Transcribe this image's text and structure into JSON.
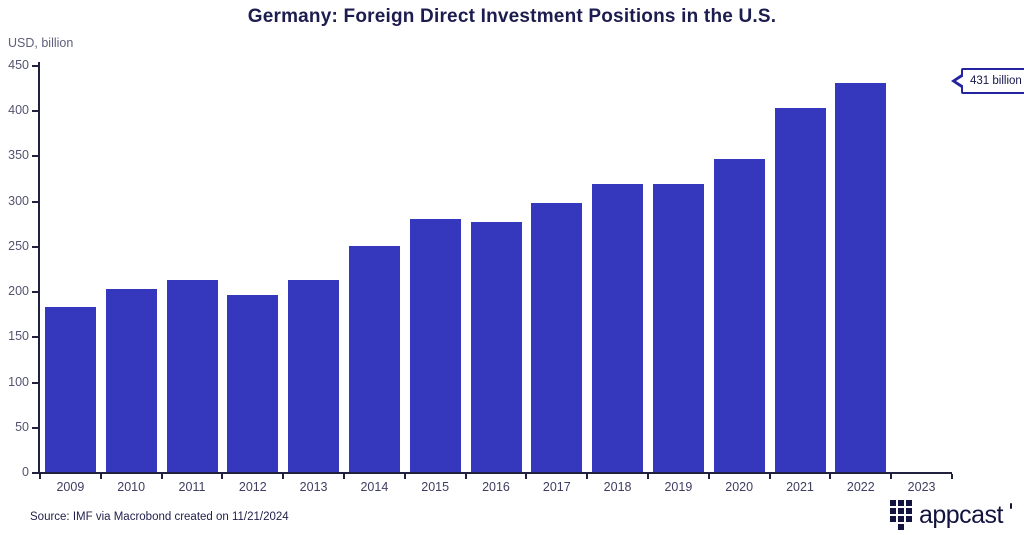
{
  "title": "Germany: Foreign Direct Investment Positions in the U.S.",
  "chart_data": {
    "type": "bar",
    "title": "Germany: Foreign Direct Investment Positions in the U.S.",
    "xlabel": "",
    "ylabel": "USD, billion",
    "ylim": [
      0,
      450
    ],
    "ytick_step": 50,
    "grid": false,
    "legend": "none",
    "bar_color": "#3538bd",
    "axis_color": "#20203f",
    "categories": [
      "2009",
      "2010",
      "2011",
      "2012",
      "2013",
      "2014",
      "2015",
      "2016",
      "2017",
      "2018",
      "2019",
      "2020",
      "2021",
      "2022",
      "2023"
    ],
    "values": [
      184,
      203,
      213,
      197,
      213,
      251,
      281,
      277,
      298,
      320,
      319,
      347,
      404,
      431,
      null
    ],
    "annotation": {
      "label": "431 billion",
      "category": "2022",
      "value": 431
    }
  },
  "callout": {
    "text": "431 billion"
  },
  "footer": {
    "source": "Source: IMF via Macrobond created on 11/21/2024",
    "brand": "appcast",
    "brand_color": "#13133f",
    "brand_mark": [
      [
        1,
        1,
        1
      ],
      [
        1,
        1,
        1
      ],
      [
        1,
        1,
        1
      ],
      [
        0,
        1,
        0
      ]
    ]
  }
}
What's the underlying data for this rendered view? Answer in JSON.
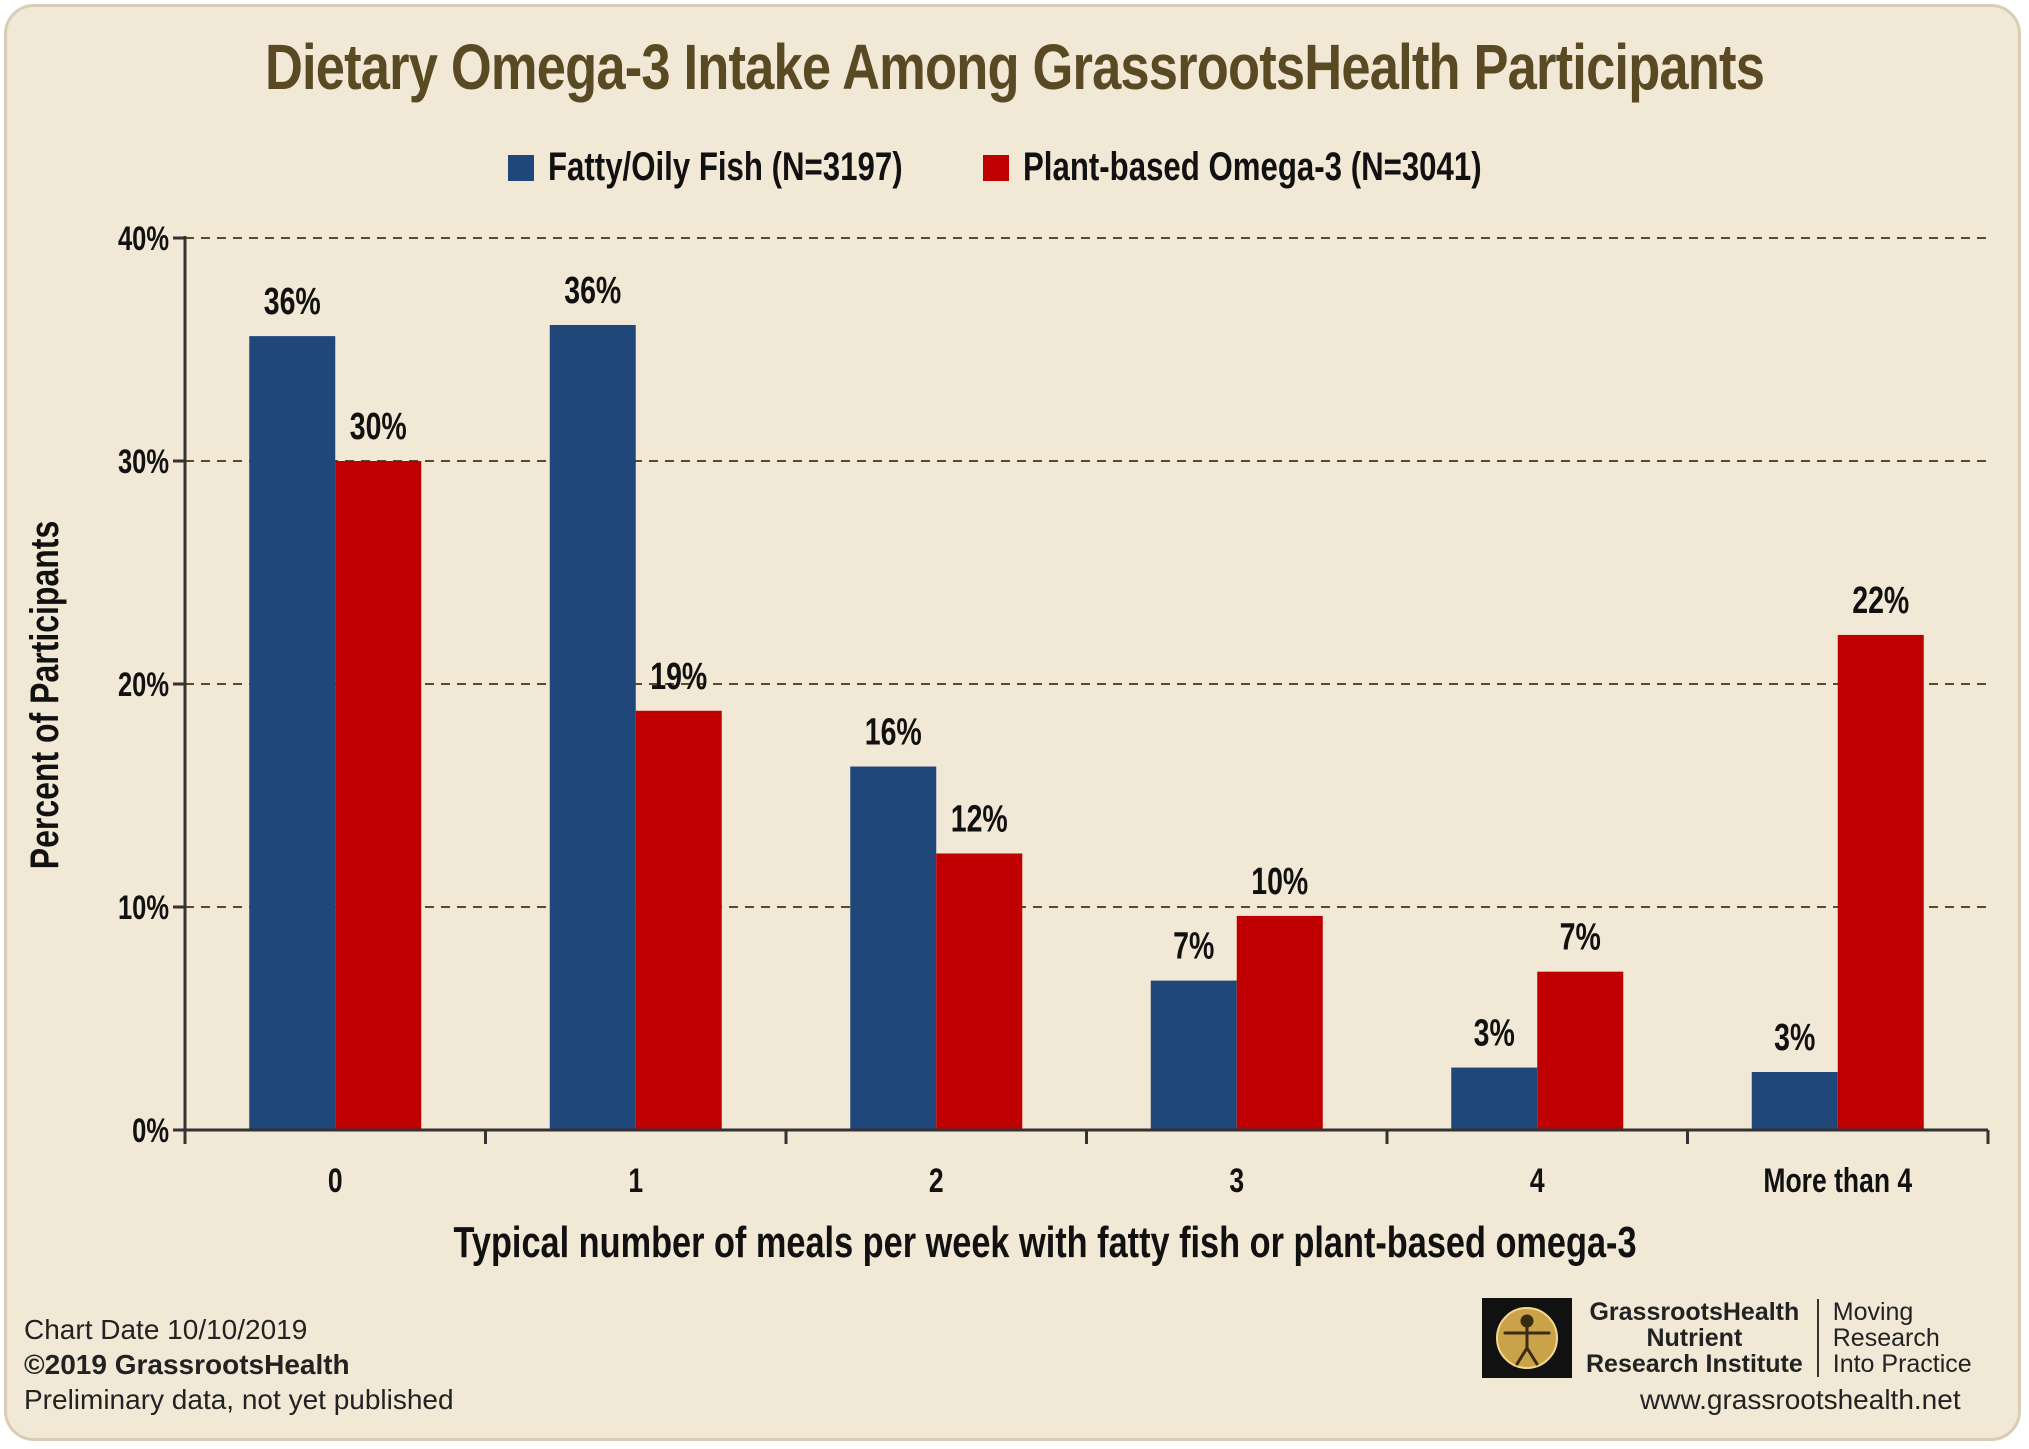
{
  "chart_data": {
    "type": "bar",
    "title": "Dietary Omega-3 Intake Among GrassrootsHealth Participants",
    "xlabel": "Typical number of meals per week with fatty fish or plant-based omega-3",
    "ylabel": "Percent of Participants",
    "categories": [
      "0",
      "1",
      "2",
      "3",
      "4",
      "More than 4"
    ],
    "ylim": [
      0,
      40
    ],
    "yticks": [
      0,
      10,
      20,
      30,
      40
    ],
    "ytick_labels": [
      "0%",
      "10%",
      "20%",
      "30%",
      "40%"
    ],
    "grid": "dashed horizontal",
    "legend_position": "top-center",
    "series": [
      {
        "name": "Fatty/Oily Fish (N=3197)",
        "color": "#1f477a",
        "values": [
          35.6,
          36.1,
          16.3,
          6.7,
          2.8,
          2.6
        ],
        "labels": [
          "36%",
          "36%",
          "16%",
          "7%",
          "3%",
          "3%"
        ]
      },
      {
        "name": "Plant-based Omega-3 (N=3041)",
        "color": "#c00000",
        "values": [
          30.0,
          18.8,
          12.4,
          9.6,
          7.1,
          22.2
        ],
        "labels": [
          "30%",
          "19%",
          "12%",
          "10%",
          "7%",
          "22%"
        ]
      }
    ]
  },
  "footer": {
    "chart_date": "Chart Date  10/10/2019",
    "copyright": "©2019 GrassrootsHealth",
    "note": "Preliminary data, not yet published",
    "org_line1": "GrassrootsHealth",
    "org_line2": "Nutrient",
    "org_line3": "Research Institute",
    "tag_line1": "Moving",
    "tag_line2": "Research",
    "tag_line3": "Into Practice",
    "website": "www.grassrootshealth.net"
  }
}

━━━━━━━━━━━━━━━━━━━━━━━━━━━━━━

> _What you have to do_:
Pictures appear in the records above. Output everything except them, exactly.

> _The output_:
Transcribe this image's text and structure into JSON.
{
  "title": "Germany: Foreign Direct Investment Positions in the U.S.",
  "chart_data": {
    "type": "bar",
    "title": "Germany: Foreign Direct Investment Positions in the U.S.",
    "xlabel": "",
    "ylabel": "USD, billion",
    "ylim": [
      0,
      450
    ],
    "ytick_step": 50,
    "grid": false,
    "legend": "none",
    "bar_color": "#3538bd",
    "axis_color": "#20203f",
    "categories": [
      "2009",
      "2010",
      "2011",
      "2012",
      "2013",
      "2014",
      "2015",
      "2016",
      "2017",
      "2018",
      "2019",
      "2020",
      "2021",
      "2022",
      "2023"
    ],
    "values": [
      184,
      203,
      213,
      197,
      213,
      251,
      281,
      277,
      298,
      320,
      319,
      347,
      404,
      431,
      null
    ],
    "annotation": {
      "label": "431 billion",
      "category": "2022",
      "value": 431
    }
  },
  "callout": {
    "text": "431 billion"
  },
  "footer": {
    "source": "Source: IMF via Macrobond created on 11/21/2024",
    "brand": "appcast",
    "brand_color": "#13133f",
    "brand_mark": [
      [
        1,
        1,
        1
      ],
      [
        1,
        1,
        1
      ],
      [
        1,
        1,
        1
      ],
      [
        0,
        1,
        0
      ]
    ]
  }
}
What's the underlying data for this rendered view? Answer in JSON.
{
  "chart_data": {
    "type": "bar",
    "title": "Dietary Omega-3 Intake Among GrassrootsHealth Participants",
    "xlabel": "Typical number of meals per week with fatty fish or plant-based omega-3",
    "ylabel": "Percent of Participants",
    "categories": [
      "0",
      "1",
      "2",
      "3",
      "4",
      "More than 4"
    ],
    "ylim": [
      0,
      40
    ],
    "yticks": [
      0,
      10,
      20,
      30,
      40
    ],
    "ytick_labels": [
      "0%",
      "10%",
      "20%",
      "30%",
      "40%"
    ],
    "grid": "dashed horizontal",
    "legend_position": "top-center",
    "series": [
      {
        "name": "Fatty/Oily Fish (N=3197)",
        "color": "#1f477a",
        "values": [
          35.6,
          36.1,
          16.3,
          6.7,
          2.8,
          2.6
        ],
        "labels": [
          "36%",
          "36%",
          "16%",
          "7%",
          "3%",
          "3%"
        ]
      },
      {
        "name": "Plant-based Omega-3 (N=3041)",
        "color": "#c00000",
        "values": [
          30.0,
          18.8,
          12.4,
          9.6,
          7.1,
          22.2
        ],
        "labels": [
          "30%",
          "19%",
          "12%",
          "10%",
          "7%",
          "22%"
        ]
      }
    ]
  },
  "footer": {
    "chart_date": "Chart Date  10/10/2019",
    "copyright": "©2019 GrassrootsHealth",
    "note": "Preliminary data, not yet published",
    "org_line1": "GrassrootsHealth",
    "org_line2": "Nutrient",
    "org_line3": "Research Institute",
    "tag_line1": "Moving",
    "tag_line2": "Research",
    "tag_line3": "Into Practice",
    "website": "www.grassrootshealth.net"
  }
}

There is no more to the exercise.